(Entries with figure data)
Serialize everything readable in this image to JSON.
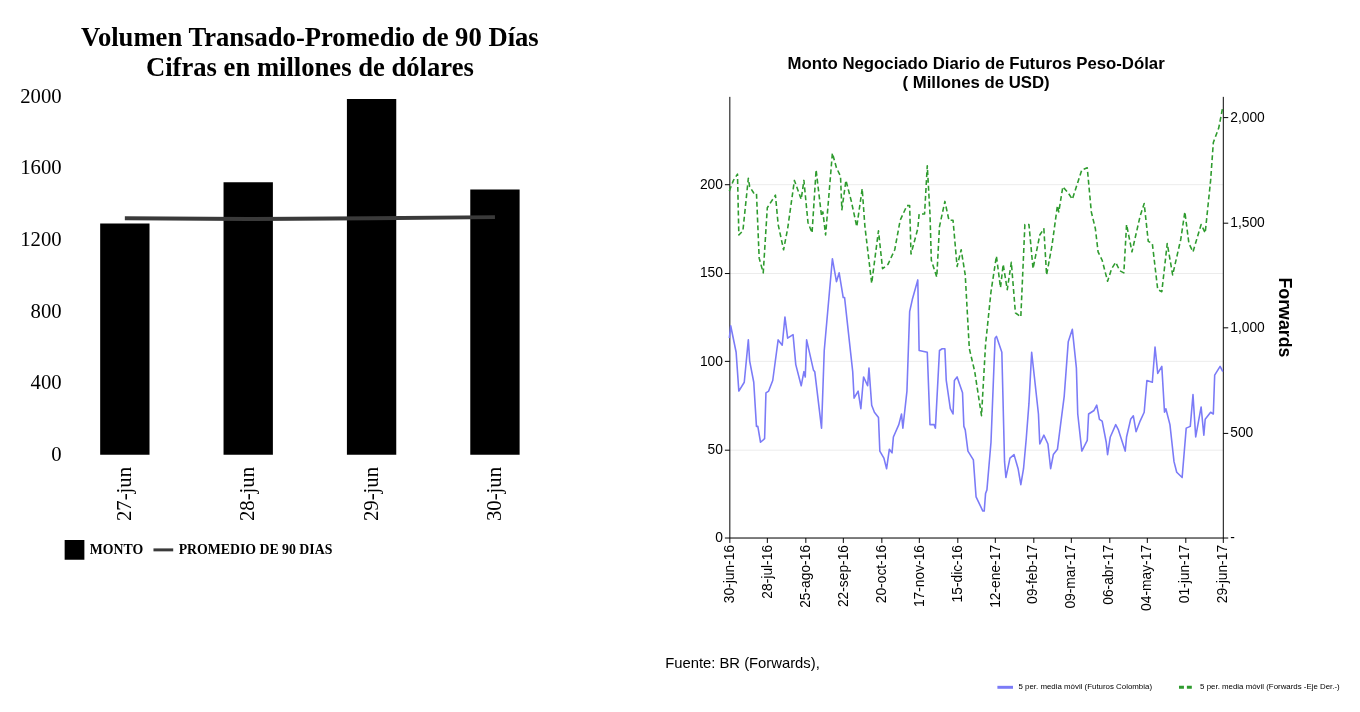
{
  "chart_data": [
    {
      "type": "bar",
      "title": "Volumen Transado-Promedio de 90 Días",
      "subtitle": "Cifras en millones de dólares",
      "categories": [
        "27-jun",
        "28-jun",
        "29-jun",
        "30-jun"
      ],
      "series": [
        {
          "name": "MONTO",
          "type": "bar",
          "color": "#000000",
          "values": [
            1290,
            1520,
            1985,
            1480
          ]
        },
        {
          "name": "PROMEDIO DE 90 DIAS",
          "type": "line",
          "color": "#3a3a3a",
          "values": [
            1320,
            1315,
            1320,
            1326
          ]
        }
      ],
      "ylim": [
        0,
        2000
      ],
      "yticks": [
        0,
        400,
        800,
        1200,
        1600,
        2000
      ],
      "grid": false,
      "legend": "bottom",
      "marker": "none"
    },
    {
      "type": "line",
      "title": "Monto Negociado Diario de Futuros Peso-Dólar",
      "subtitle": "( Millones de USD)",
      "y2label": "Forwards",
      "series": [
        {
          "name": "5 per. media móvil (Futuros Colombia)",
          "color": "#7b7bf7",
          "axis": "y",
          "line_style": "solid",
          "x": [
            "2016-06-30",
            "2016-07-01",
            "2016-07-05",
            "2016-07-07",
            "2016-07-11",
            "2016-07-14",
            "2016-07-15",
            "2016-07-18",
            "2016-07-20",
            "2016-07-21",
            "2016-07-23",
            "2016-07-26",
            "2016-07-27",
            "2016-07-29",
            "2016-08-01",
            "2016-08-05",
            "2016-08-08",
            "2016-08-10",
            "2016-08-12",
            "2016-08-16",
            "2016-08-18",
            "2016-08-22",
            "2016-08-24",
            "2016-08-25",
            "2016-08-26",
            "2016-08-31",
            "2016-09-01",
            "2016-09-06",
            "2016-09-08",
            "2016-09-14",
            "2016-09-17",
            "2016-09-19",
            "2016-09-22",
            "2016-09-23",
            "2016-09-29",
            "2016-09-30",
            "2016-10-03",
            "2016-10-05",
            "2016-10-07",
            "2016-10-10",
            "2016-10-11",
            "2016-10-13",
            "2016-10-15",
            "2016-10-18",
            "2016-10-19",
            "2016-10-22",
            "2016-10-24",
            "2016-10-26",
            "2016-10-28",
            "2016-10-29",
            "2016-11-02",
            "2016-11-04",
            "2016-11-05",
            "2016-11-08",
            "2016-11-10",
            "2016-11-12",
            "2016-11-16",
            "2016-11-17",
            "2016-11-23",
            "2016-11-25",
            "2016-11-28",
            "2016-11-29",
            "2016-12-02",
            "2016-12-04",
            "2016-12-06",
            "2016-12-07",
            "2016-12-10",
            "2016-12-12",
            "2016-12-13",
            "2016-12-15",
            "2016-12-19",
            "2016-12-20",
            "2016-12-21",
            "2016-12-23",
            "2016-12-27",
            "2016-12-29",
            "2017-01-03",
            "2017-01-04",
            "2017-01-05",
            "2017-01-06",
            "2017-01-09",
            "2017-01-12",
            "2017-01-13",
            "2017-01-17",
            "2017-01-19",
            "2017-01-20",
            "2017-01-23",
            "2017-01-26",
            "2017-01-29",
            "2017-01-31",
            "2017-02-02",
            "2017-02-04",
            "2017-02-06",
            "2017-02-08",
            "2017-02-10",
            "2017-02-13",
            "2017-02-14",
            "2017-02-17",
            "2017-02-20",
            "2017-02-22",
            "2017-02-24",
            "2017-02-27",
            "2017-03-01",
            "2017-03-04",
            "2017-03-07",
            "2017-03-10",
            "2017-03-13",
            "2017-03-14",
            "2017-03-17",
            "2017-03-21",
            "2017-03-22",
            "2017-03-26",
            "2017-03-28",
            "2017-03-30",
            "2017-04-01",
            "2017-04-04",
            "2017-04-05",
            "2017-04-07",
            "2017-04-11",
            "2017-04-13",
            "2017-04-18",
            "2017-04-19",
            "2017-04-22",
            "2017-04-24",
            "2017-04-26",
            "2017-04-29",
            "2017-05-02",
            "2017-05-04",
            "2017-05-08",
            "2017-05-10",
            "2017-05-12",
            "2017-05-15",
            "2017-05-17",
            "2017-05-18",
            "2017-05-21",
            "2017-05-24",
            "2017-05-26",
            "2017-05-30",
            "2017-06-02",
            "2017-06-05",
            "2017-06-07",
            "2017-06-09",
            "2017-06-13",
            "2017-06-15",
            "2017-06-16",
            "2017-06-20",
            "2017-06-22",
            "2017-06-23",
            "2017-06-27",
            "2017-06-29"
          ],
          "values": [
            113,
            120,
            105,
            83,
            88,
            112,
            100,
            88,
            63,
            63,
            54,
            56,
            82,
            83,
            89,
            112,
            109,
            125,
            113,
            115,
            98,
            86,
            94,
            91,
            112,
            95,
            94,
            62,
            106,
            158,
            145,
            150,
            136,
            136,
            94,
            79,
            83,
            73,
            91,
            86,
            96,
            75,
            71,
            68,
            49,
            45,
            39,
            50,
            48,
            57,
            64,
            70,
            62,
            83,
            128,
            135,
            146,
            106,
            105,
            64,
            64,
            62,
            106,
            107,
            107,
            89,
            73,
            70,
            89,
            91,
            82,
            63,
            61,
            49,
            44,
            23,
            15,
            15,
            25,
            27,
            54,
            113,
            114,
            105,
            43,
            34,
            45,
            47,
            39,
            30,
            39,
            56,
            76,
            105,
            91,
            70,
            53,
            58,
            53,
            39,
            47,
            50,
            62,
            80,
            111,
            118,
            96,
            70,
            49,
            55,
            70,
            72,
            75,
            67,
            66,
            54,
            47,
            57,
            64,
            61,
            49,
            57,
            67,
            69,
            60,
            66,
            71,
            89,
            88,
            108,
            93,
            97,
            71,
            73,
            64,
            43,
            37,
            34,
            62,
            63,
            81,
            57,
            74,
            58,
            67,
            71,
            70,
            92,
            97,
            94
          ]
        },
        {
          "name": "5 per. media móvil (Forwards -Eje Der.-)",
          "color": "#2e9b2e",
          "axis": "y2",
          "line_style": "dashed",
          "x": [
            "2016-06-30",
            "2016-07-03",
            "2016-07-06",
            "2016-07-07",
            "2016-07-10",
            "2016-07-14",
            "2016-07-15",
            "2016-07-18",
            "2016-07-20",
            "2016-07-22",
            "2016-07-25",
            "2016-07-28",
            "2016-08-03",
            "2016-08-05",
            "2016-08-09",
            "2016-08-12",
            "2016-08-17",
            "2016-08-22",
            "2016-08-24",
            "2016-08-27",
            "2016-08-30",
            "2016-09-02",
            "2016-09-06",
            "2016-09-07",
            "2016-09-09",
            "2016-09-14",
            "2016-09-17",
            "2016-09-20",
            "2016-09-21",
            "2016-09-24",
            "2016-09-28",
            "2016-10-02",
            "2016-10-06",
            "2016-10-08",
            "2016-10-13",
            "2016-10-18",
            "2016-10-21",
            "2016-10-25",
            "2016-10-30",
            "2016-11-03",
            "2016-11-08",
            "2016-11-10",
            "2016-11-11",
            "2016-11-16",
            "2016-11-17",
            "2016-11-21",
            "2016-11-23",
            "2016-11-25",
            "2016-11-26",
            "2016-11-30",
            "2016-12-02",
            "2016-12-06",
            "2016-12-09",
            "2016-12-12",
            "2016-12-15",
            "2016-12-18",
            "2016-12-21",
            "2016-12-24",
            "2016-12-28",
            "2017-01-02",
            "2017-01-05",
            "2017-01-09",
            "2017-01-13",
            "2017-01-16",
            "2017-01-18",
            "2017-01-21",
            "2017-01-24",
            "2017-01-27",
            "2017-01-31",
            "2017-02-03",
            "2017-02-06",
            "2017-02-09",
            "2017-02-14",
            "2017-02-17",
            "2017-02-19",
            "2017-02-23",
            "2017-02-27",
            "2017-02-28",
            "2017-03-03",
            "2017-03-07",
            "2017-03-10",
            "2017-03-17",
            "2017-03-21",
            "2017-03-24",
            "2017-03-27",
            "2017-03-29",
            "2017-04-01",
            "2017-04-05",
            "2017-04-08",
            "2017-04-11",
            "2017-04-14",
            "2017-04-17",
            "2017-04-19",
            "2017-04-23",
            "2017-04-29",
            "2017-05-02",
            "2017-05-05",
            "2017-05-08",
            "2017-05-12",
            "2017-05-15",
            "2017-05-19",
            "2017-05-23",
            "2017-05-29",
            "2017-06-01",
            "2017-06-04",
            "2017-06-07",
            "2017-06-13",
            "2017-06-16",
            "2017-06-20",
            "2017-06-22",
            "2017-06-26",
            "2017-06-29"
          ],
          "values": [
            1650,
            1700,
            1730,
            1440,
            1460,
            1710,
            1670,
            1640,
            1640,
            1330,
            1260,
            1570,
            1630,
            1490,
            1370,
            1470,
            1700,
            1610,
            1700,
            1500,
            1450,
            1750,
            1530,
            1550,
            1440,
            1830,
            1760,
            1720,
            1560,
            1700,
            1600,
            1480,
            1660,
            1480,
            1210,
            1460,
            1280,
            1300,
            1370,
            1510,
            1580,
            1580,
            1350,
            1470,
            1540,
            1540,
            1770,
            1540,
            1320,
            1240,
            1480,
            1600,
            1510,
            1510,
            1290,
            1370,
            1250,
            900,
            790,
            580,
            920,
            1170,
            1340,
            1190,
            1300,
            1180,
            1310,
            1070,
            1050,
            1490,
            1490,
            1280,
            1440,
            1470,
            1250,
            1390,
            1580,
            1550,
            1670,
            1640,
            1610,
            1750,
            1760,
            1550,
            1470,
            1360,
            1320,
            1220,
            1280,
            1310,
            1270,
            1260,
            1490,
            1360,
            1530,
            1590,
            1410,
            1400,
            1180,
            1170,
            1400,
            1250,
            1420,
            1550,
            1400,
            1360,
            1490,
            1450,
            1700,
            1880,
            1950,
            2050
          ]
        }
      ],
      "xlim": [
        "2016-06-30",
        "2017-06-29"
      ],
      "xticks": [
        {
          "value": "2016-06-30",
          "label": "30-jun-16"
        },
        {
          "value": "2016-07-28",
          "label": "28-jul-16"
        },
        {
          "value": "2016-08-25",
          "label": "25-ago-16"
        },
        {
          "value": "2016-09-22",
          "label": "22-sep-16"
        },
        {
          "value": "2016-10-20",
          "label": "20-oct-16"
        },
        {
          "value": "2016-11-17",
          "label": "17-nov-16"
        },
        {
          "value": "2016-12-15",
          "label": "15-dic-16"
        },
        {
          "value": "2017-01-12",
          "label": "12-ene-17"
        },
        {
          "value": "2017-02-09",
          "label": "09-feb-17"
        },
        {
          "value": "2017-03-09",
          "label": "09-mar-17"
        },
        {
          "value": "2017-04-06",
          "label": "06-abr-17"
        },
        {
          "value": "2017-05-04",
          "label": "04-may-17"
        },
        {
          "value": "2017-06-01",
          "label": "01-jun-17"
        },
        {
          "value": "2017-06-29",
          "label": "29-jun-17"
        }
      ],
      "ylim": [
        0,
        250
      ],
      "yticks": [
        0,
        50,
        100,
        150,
        200
      ],
      "y2lim": [
        0,
        2100
      ],
      "y2ticks": [
        {
          "value": 0,
          "label": "-"
        },
        500,
        {
          "value": 1000,
          "label": "1,000"
        },
        {
          "value": 1500,
          "label": "1,500"
        },
        {
          "value": 2000,
          "label": "2,000"
        }
      ],
      "grid": "y",
      "legend": "bottom right",
      "marker": "none",
      "annotations": [
        "Fuente: BR (Forwards),"
      ]
    }
  ]
}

**YOUR TASK**: Which lines include "móvil"? Copy each of them out.

**RESULT OF THIS TASK**:
          "name": "5 per. media móvil (Futuros Colombia)",
          "name": "5 per. media móvil (Forwards -Eje Der.-)",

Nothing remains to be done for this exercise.